続いて、Tonyさんは以下のように述べられています。
「近代ドイツ哲学の大成者イマヌエル・カントは、『純粋理性批判』(1781年)の中で、 『直観なき概念(内容なき思考)は空虚であり、概念なき直観は盲目である』と言いましたが、まさに佐久間さん親子はその『直観(内容)』と『概念(理念)』との不即不離の関係を体現しているように思います。Shinさんは祝賀会の締めの挨拶で、『事業継承というのは血液ではなく、思想で継承ですべき』だと名言を吐かれましたが、わたしは、Shinさんは『血液(遺伝子)』と『思想(志・理念)』の両方でガッチリと先代佐久間庸和社長・会長の展開した『事業』を『継承』していると思っています」

**データ**
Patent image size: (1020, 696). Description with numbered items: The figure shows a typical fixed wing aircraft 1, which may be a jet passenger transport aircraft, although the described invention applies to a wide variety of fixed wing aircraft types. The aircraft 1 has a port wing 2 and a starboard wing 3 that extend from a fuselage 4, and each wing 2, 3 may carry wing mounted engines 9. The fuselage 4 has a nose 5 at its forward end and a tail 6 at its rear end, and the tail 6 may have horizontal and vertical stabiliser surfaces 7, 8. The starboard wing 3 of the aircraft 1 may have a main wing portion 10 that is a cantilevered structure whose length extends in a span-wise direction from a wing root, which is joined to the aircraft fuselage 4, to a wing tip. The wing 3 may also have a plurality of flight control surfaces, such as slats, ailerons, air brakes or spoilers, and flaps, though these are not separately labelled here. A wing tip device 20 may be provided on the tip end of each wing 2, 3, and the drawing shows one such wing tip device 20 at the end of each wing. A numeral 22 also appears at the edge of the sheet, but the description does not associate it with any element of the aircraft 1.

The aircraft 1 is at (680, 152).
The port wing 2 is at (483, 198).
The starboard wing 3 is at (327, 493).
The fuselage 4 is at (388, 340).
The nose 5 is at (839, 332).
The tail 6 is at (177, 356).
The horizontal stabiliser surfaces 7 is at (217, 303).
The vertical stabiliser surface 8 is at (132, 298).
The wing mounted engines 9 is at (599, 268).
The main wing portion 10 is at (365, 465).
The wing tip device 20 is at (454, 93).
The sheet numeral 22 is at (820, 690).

**練習問題**
(a) 次の(i)〜(iii)が本文の内容と合っているかを「はい」か「いいえ」で答え、判断の決め手となる本文の語句をそのまま引用してください。
(i) カントの『純粋理性批判』は1781年の著作とされている。
(ii) Shinさんの発言は祝賀会の冒頭の挨拶でなされた。
(iii) Tonyさんは、Shinさんが「血液」と「思想」の両方で事業を継承していると考えている。
(b) 本文では、イマヌエル・カントは何の大成者とされているか。

**解答例**
(a)
(i) はい。「『純粋理性批判』(1781年)」
(ii) いいえ。「Shinさんは祝賀会の締めの挨拶で」
(iii) はい。「Shinさんは『血液(遺伝子)』と『思想(志・理念)』の両方でガッチリと先代佐久間庸和社長・会長の展開した『事業』を『継承』していると思っています」

(b) 近代ドイツ哲学の大成者とされている。